━━━ INPUT ROWS
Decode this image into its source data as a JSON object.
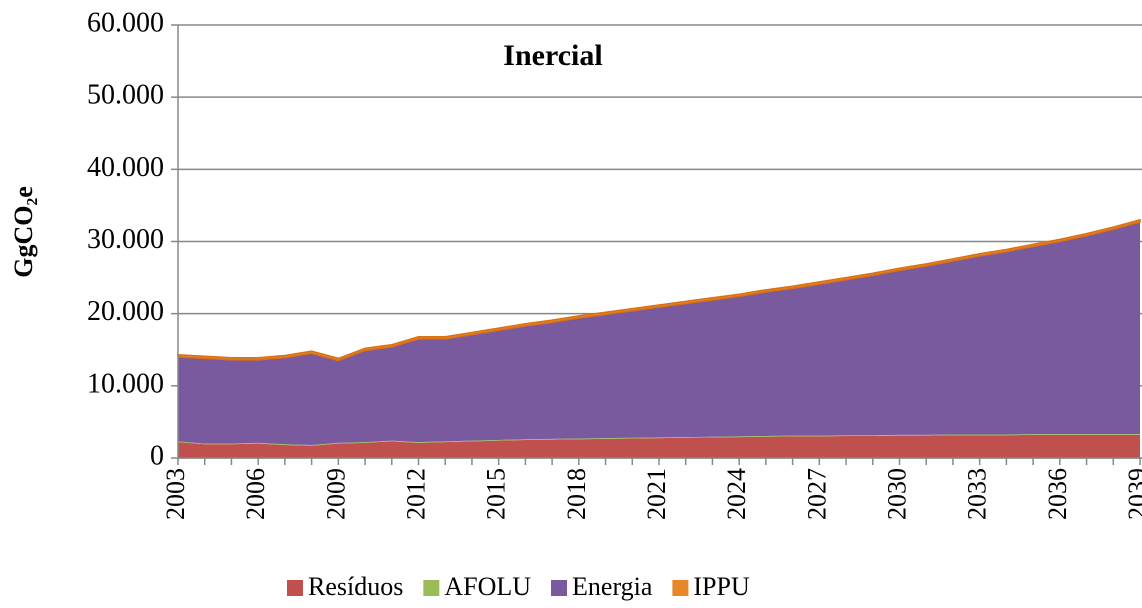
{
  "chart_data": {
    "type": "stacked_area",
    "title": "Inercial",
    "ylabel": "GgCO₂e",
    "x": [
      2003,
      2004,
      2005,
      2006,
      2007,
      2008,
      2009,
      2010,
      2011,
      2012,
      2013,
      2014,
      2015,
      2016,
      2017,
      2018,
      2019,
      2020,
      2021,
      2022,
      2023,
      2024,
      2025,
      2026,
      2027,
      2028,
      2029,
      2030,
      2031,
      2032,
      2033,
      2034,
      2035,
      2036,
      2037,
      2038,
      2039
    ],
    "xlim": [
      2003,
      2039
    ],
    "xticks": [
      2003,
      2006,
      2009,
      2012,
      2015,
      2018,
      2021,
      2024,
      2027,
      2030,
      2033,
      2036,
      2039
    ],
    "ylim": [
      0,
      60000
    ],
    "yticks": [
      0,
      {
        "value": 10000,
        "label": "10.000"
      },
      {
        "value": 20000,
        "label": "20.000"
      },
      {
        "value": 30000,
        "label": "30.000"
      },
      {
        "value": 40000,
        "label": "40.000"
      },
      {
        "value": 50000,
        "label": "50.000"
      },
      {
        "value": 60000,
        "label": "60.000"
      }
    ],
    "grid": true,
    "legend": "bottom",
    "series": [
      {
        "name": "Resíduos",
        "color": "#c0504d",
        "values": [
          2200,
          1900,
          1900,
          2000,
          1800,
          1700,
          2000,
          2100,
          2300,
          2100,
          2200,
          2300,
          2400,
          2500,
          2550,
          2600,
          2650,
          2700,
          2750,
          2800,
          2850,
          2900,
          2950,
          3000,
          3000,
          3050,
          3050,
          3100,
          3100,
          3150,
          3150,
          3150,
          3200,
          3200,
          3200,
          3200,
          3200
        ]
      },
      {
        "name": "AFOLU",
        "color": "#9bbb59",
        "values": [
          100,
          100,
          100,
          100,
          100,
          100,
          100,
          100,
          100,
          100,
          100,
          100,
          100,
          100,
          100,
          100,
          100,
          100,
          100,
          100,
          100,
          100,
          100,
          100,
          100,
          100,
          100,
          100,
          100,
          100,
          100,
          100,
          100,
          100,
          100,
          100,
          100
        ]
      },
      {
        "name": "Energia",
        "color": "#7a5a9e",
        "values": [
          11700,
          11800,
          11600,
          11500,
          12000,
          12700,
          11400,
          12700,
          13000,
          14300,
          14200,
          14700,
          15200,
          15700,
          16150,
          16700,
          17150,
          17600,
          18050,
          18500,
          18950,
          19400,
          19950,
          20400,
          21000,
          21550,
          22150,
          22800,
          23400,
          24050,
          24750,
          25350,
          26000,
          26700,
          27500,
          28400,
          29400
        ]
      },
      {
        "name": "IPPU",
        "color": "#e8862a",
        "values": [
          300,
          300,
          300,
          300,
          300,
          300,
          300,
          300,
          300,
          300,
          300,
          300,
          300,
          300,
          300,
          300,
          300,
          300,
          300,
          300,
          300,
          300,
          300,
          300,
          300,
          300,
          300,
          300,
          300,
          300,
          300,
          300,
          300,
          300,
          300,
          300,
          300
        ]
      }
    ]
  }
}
━━━━━━
REQUIRED TASK - Omit all pictures while transcribing the entries verbatim.

COMPLETED EXERCISE -
Decode this image into its source data as a JSON object.
{
  "chart_data": {
    "type": "stacked_area",
    "title": "Inercial",
    "ylabel": "GgCO₂e",
    "x": [
      2003,
      2004,
      2005,
      2006,
      2007,
      2008,
      2009,
      2010,
      2011,
      2012,
      2013,
      2014,
      2015,
      2016,
      2017,
      2018,
      2019,
      2020,
      2021,
      2022,
      2023,
      2024,
      2025,
      2026,
      2027,
      2028,
      2029,
      2030,
      2031,
      2032,
      2033,
      2034,
      2035,
      2036,
      2037,
      2038,
      2039
    ],
    "xlim": [
      2003,
      2039
    ],
    "xticks": [
      2003,
      2006,
      2009,
      2012,
      2015,
      2018,
      2021,
      2024,
      2027,
      2030,
      2033,
      2036,
      2039
    ],
    "ylim": [
      0,
      60000
    ],
    "yticks": [
      0,
      {
        "value": 10000,
        "label": "10.000"
      },
      {
        "value": 20000,
        "label": "20.000"
      },
      {
        "value": 30000,
        "label": "30.000"
      },
      {
        "value": 40000,
        "label": "40.000"
      },
      {
        "value": 50000,
        "label": "50.000"
      },
      {
        "value": 60000,
        "label": "60.000"
      }
    ],
    "grid": true,
    "legend": "bottom",
    "series": [
      {
        "name": "Resíduos",
        "color": "#c0504d",
        "values": [
          2200,
          1900,
          1900,
          2000,
          1800,
          1700,
          2000,
          2100,
          2300,
          2100,
          2200,
          2300,
          2400,
          2500,
          2550,
          2600,
          2650,
          2700,
          2750,
          2800,
          2850,
          2900,
          2950,
          3000,
          3000,
          3050,
          3050,
          3100,
          3100,
          3150,
          3150,
          3150,
          3200,
          3200,
          3200,
          3200,
          3200
        ]
      },
      {
        "name": "AFOLU",
        "color": "#9bbb59",
        "values": [
          100,
          100,
          100,
          100,
          100,
          100,
          100,
          100,
          100,
          100,
          100,
          100,
          100,
          100,
          100,
          100,
          100,
          100,
          100,
          100,
          100,
          100,
          100,
          100,
          100,
          100,
          100,
          100,
          100,
          100,
          100,
          100,
          100,
          100,
          100,
          100,
          100
        ]
      },
      {
        "name": "Energia",
        "color": "#7a5a9e",
        "values": [
          11700,
          11800,
          11600,
          11500,
          12000,
          12700,
          11400,
          12700,
          13000,
          14300,
          14200,
          14700,
          15200,
          15700,
          16150,
          16700,
          17150,
          17600,
          18050,
          18500,
          18950,
          19400,
          19950,
          20400,
          21000,
          21550,
          22150,
          22800,
          23400,
          24050,
          24750,
          25350,
          26000,
          26700,
          27500,
          28400,
          29400
        ]
      },
      {
        "name": "IPPU",
        "color": "#e8862a",
        "values": [
          300,
          300,
          300,
          300,
          300,
          300,
          300,
          300,
          300,
          300,
          300,
          300,
          300,
          300,
          300,
          300,
          300,
          300,
          300,
          300,
          300,
          300,
          300,
          300,
          300,
          300,
          300,
          300,
          300,
          300,
          300,
          300,
          300,
          300,
          300,
          300,
          300
        ]
      }
    ]
  }
}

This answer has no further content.